Write every record out again exactly as given.

**Raw data**
----------

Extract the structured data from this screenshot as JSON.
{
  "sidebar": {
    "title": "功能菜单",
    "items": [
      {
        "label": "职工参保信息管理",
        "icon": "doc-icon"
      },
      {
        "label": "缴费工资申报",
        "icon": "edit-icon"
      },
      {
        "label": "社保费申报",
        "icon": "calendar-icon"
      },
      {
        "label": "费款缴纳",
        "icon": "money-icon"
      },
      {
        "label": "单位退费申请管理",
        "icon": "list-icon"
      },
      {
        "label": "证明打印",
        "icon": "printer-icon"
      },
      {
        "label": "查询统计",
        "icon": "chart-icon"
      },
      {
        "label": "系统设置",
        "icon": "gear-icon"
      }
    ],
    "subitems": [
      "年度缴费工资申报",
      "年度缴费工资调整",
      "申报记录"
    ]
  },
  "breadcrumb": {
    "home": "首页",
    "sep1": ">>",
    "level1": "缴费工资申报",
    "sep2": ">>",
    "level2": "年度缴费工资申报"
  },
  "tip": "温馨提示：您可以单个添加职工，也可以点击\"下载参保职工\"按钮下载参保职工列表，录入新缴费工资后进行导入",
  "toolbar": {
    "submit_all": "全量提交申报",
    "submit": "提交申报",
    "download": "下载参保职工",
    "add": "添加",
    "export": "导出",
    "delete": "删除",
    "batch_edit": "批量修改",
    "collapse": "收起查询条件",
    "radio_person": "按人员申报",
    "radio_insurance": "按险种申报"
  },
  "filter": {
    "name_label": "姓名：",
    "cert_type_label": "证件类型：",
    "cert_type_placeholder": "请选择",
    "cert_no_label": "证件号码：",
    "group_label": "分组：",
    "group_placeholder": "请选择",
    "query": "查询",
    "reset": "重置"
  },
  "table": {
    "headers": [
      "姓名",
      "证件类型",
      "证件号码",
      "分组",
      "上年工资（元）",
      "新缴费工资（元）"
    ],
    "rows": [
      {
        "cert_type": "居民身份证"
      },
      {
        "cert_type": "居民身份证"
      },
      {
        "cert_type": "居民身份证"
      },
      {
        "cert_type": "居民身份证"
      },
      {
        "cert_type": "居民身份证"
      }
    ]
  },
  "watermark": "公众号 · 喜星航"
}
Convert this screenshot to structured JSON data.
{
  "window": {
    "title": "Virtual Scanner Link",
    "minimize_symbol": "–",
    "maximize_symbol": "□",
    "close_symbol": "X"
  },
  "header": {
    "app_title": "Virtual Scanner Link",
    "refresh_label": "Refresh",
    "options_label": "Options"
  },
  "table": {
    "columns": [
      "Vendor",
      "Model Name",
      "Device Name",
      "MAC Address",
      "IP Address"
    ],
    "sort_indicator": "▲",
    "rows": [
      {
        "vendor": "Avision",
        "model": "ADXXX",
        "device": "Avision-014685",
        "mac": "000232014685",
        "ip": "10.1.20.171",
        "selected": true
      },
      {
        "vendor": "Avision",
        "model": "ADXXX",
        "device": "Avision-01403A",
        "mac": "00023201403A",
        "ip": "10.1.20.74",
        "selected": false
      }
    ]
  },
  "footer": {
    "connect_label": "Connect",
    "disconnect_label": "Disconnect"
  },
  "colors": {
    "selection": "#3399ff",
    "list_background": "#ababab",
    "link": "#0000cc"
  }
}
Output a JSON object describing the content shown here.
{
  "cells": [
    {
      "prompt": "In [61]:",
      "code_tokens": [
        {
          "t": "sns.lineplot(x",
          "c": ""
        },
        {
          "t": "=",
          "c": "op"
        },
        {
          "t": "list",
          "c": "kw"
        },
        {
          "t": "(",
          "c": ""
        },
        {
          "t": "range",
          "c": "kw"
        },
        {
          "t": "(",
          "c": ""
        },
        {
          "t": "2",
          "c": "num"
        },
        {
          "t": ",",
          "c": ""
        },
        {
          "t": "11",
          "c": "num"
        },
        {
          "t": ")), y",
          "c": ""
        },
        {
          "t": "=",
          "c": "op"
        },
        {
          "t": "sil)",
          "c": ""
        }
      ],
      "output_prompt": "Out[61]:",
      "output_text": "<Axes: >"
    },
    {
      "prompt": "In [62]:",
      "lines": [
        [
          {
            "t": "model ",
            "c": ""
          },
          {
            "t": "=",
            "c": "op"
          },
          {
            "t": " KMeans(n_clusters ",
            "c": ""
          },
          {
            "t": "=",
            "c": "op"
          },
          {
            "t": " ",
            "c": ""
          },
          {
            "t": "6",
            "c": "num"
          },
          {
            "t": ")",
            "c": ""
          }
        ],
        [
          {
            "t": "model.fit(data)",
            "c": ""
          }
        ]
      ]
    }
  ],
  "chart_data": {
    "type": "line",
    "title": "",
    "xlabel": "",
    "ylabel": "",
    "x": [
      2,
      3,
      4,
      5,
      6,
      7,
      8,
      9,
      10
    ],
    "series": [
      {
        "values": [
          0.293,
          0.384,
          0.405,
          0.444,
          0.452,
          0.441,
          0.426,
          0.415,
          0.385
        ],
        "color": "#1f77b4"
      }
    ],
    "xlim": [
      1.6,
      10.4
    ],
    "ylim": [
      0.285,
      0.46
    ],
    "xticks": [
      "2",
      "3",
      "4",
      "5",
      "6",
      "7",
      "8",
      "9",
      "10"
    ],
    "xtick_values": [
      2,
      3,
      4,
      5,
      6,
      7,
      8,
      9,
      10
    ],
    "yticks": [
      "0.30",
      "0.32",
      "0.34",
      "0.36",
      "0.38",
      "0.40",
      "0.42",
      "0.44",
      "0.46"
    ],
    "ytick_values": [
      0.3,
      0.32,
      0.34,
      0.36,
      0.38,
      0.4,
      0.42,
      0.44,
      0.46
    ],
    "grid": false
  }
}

----------

**Response**
Extract the structured data from this screenshot as JSON.
{
  "sidebar": {
    "title": "功能菜单",
    "items": [
      {
        "label": "职工参保信息管理",
        "icon": "doc-icon"
      },
      {
        "label": "缴费工资申报",
        "icon": "edit-icon"
      },
      {
        "label": "社保费申报",
        "icon": "calendar-icon"
      },
      {
        "label": "费款缴纳",
        "icon": "money-icon"
      },
      {
        "label": "单位退费申请管理",
        "icon": "list-icon"
      },
      {
        "label": "证明打印",
        "icon": "printer-icon"
      },
      {
        "label": "查询统计",
        "icon": "chart-icon"
      },
      {
        "label": "系统设置",
        "icon": "gear-icon"
      }
    ],
    "subitems": [
      "年度缴费工资申报",
      "年度缴费工资调整",
      "申报记录"
    ]
  },
  "breadcrumb": {
    "home": "首页",
    "sep1": ">>",
    "level1": "缴费工资申报",
    "sep2": ">>",
    "level2": "年度缴费工资申报"
  },
  "tip": "温馨提示：您可以单个添加职工，也可以点击\"下载参保职工\"按钮下载参保职工列表，录入新缴费工资后进行导入",
  "toolbar": {
    "submit_all": "全量提交申报",
    "submit": "提交申报",
    "download": "下载参保职工",
    "add": "添加",
    "export": "导出",
    "delete": "删除",
    "batch_edit": "批量修改",
    "collapse": "收起查询条件",
    "radio_person": "按人员申报",
    "radio_insurance": "按险种申报"
  },
  "filter": {
    "name_label": "姓名：",
    "cert_type_label": "证件类型：",
    "cert_type_placeholder": "请选择",
    "cert_no_label": "证件号码：",
    "group_label": "分组：",
    "group_placeholder": "请选择",
    "query": "查询",
    "reset": "重置"
  },
  "table": {
    "headers": [
      "姓名",
      "证件类型",
      "证件号码",
      "分组",
      "上年工资（元）",
      "新缴费工资（元）"
    ],
    "rows": [
      {
        "cert_type": "居民身份证"
      },
      {
        "cert_type": "居民身份证"
      },
      {
        "cert_type": "居民身份证"
      },
      {
        "cert_type": "居民身份证"
      },
      {
        "cert_type": "居民身份证"
      }
    ]
  },
  "watermark": "公众号 · 喜星航"
}
Convert this screenshot to structured JSON data.
{
  "window": {
    "title": "Virtual Scanner Link",
    "minimize_symbol": "–",
    "maximize_symbol": "□",
    "close_symbol": "X"
  },
  "header": {
    "app_title": "Virtual Scanner Link",
    "refresh_label": "Refresh",
    "options_label": "Options"
  },
  "table": {
    "columns": [
      "Vendor",
      "Model Name",
      "Device Name",
      "MAC Address",
      "IP Address"
    ],
    "sort_indicator": "▲",
    "rows": [
      {
        "vendor": "Avision",
        "model": "ADXXX",
        "device": "Avision-014685",
        "mac": "000232014685",
        "ip": "10.1.20.171",
        "selected": true
      },
      {
        "vendor": "Avision",
        "model": "ADXXX",
        "device": "Avision-01403A",
        "mac": "00023201403A",
        "ip": "10.1.20.74",
        "selected": false
      }
    ]
  },
  "footer": {
    "connect_label": "Connect",
    "disconnect_label": "Disconnect"
  },
  "colors": {
    "selection": "#3399ff",
    "list_background": "#ababab",
    "link": "#0000cc"
  }
}
Output a JSON object describing the content shown here.
{
  "cells": [
    {
      "prompt": "In [61]:",
      "code_tokens": [
        {
          "t": "sns.lineplot(x",
          "c": ""
        },
        {
          "t": "=",
          "c": "op"
        },
        {
          "t": "list",
          "c": "kw"
        },
        {
          "t": "(",
          "c": ""
        },
        {
          "t": "range",
          "c": "kw"
        },
        {
          "t": "(",
          "c": ""
        },
        {
          "t": "2",
          "c": "num"
        },
        {
          "t": ",",
          "c": ""
        },
        {
          "t": "11",
          "c": "num"
        },
        {
          "t": ")), y",
          "c": ""
        },
        {
          "t": "=",
          "c": "op"
        },
        {
          "t": "sil)",
          "c": ""
        }
      ],
      "output_prompt": "Out[61]:",
      "output_text": "<Axes: >"
    },
    {
      "prompt": "In [62]:",
      "lines": [
        [
          {
            "t": "model ",
            "c": ""
          },
          {
            "t": "=",
            "c": "op"
          },
          {
            "t": " KMeans(n_clusters ",
            "c": ""
          },
          {
            "t": "=",
            "c": "op"
          },
          {
            "t": " ",
            "c": ""
          },
          {
            "t": "6",
            "c": "num"
          },
          {
            "t": ")",
            "c": ""
          }
        ],
        [
          {
            "t": "model.fit(data)",
            "c": ""
          }
        ]
      ]
    }
  ],
  "chart_data": {
    "type": "line",
    "title": "",
    "xlabel": "",
    "ylabel": "",
    "x": [
      2,
      3,
      4,
      5,
      6,
      7,
      8,
      9,
      10
    ],
    "series": [
      {
        "values": [
          0.293,
          0.384,
          0.405,
          0.444,
          0.452,
          0.441,
          0.426,
          0.415,
          0.385
        ],
        "color": "#1f77b4"
      }
    ],
    "xlim": [
      1.6,
      10.4
    ],
    "ylim": [
      0.285,
      0.46
    ],
    "xticks": [
      "2",
      "3",
      "4",
      "5",
      "6",
      "7",
      "8",
      "9",
      "10"
    ],
    "xtick_values": [
      2,
      3,
      4,
      5,
      6,
      7,
      8,
      9,
      10
    ],
    "yticks": [
      "0.30",
      "0.32",
      "0.34",
      "0.36",
      "0.38",
      "0.40",
      "0.42",
      "0.44",
      "0.46"
    ],
    "ytick_values": [
      0.3,
      0.32,
      0.34,
      0.36,
      0.38,
      0.4,
      0.42,
      0.44,
      0.46
    ],
    "grid": false
  }
}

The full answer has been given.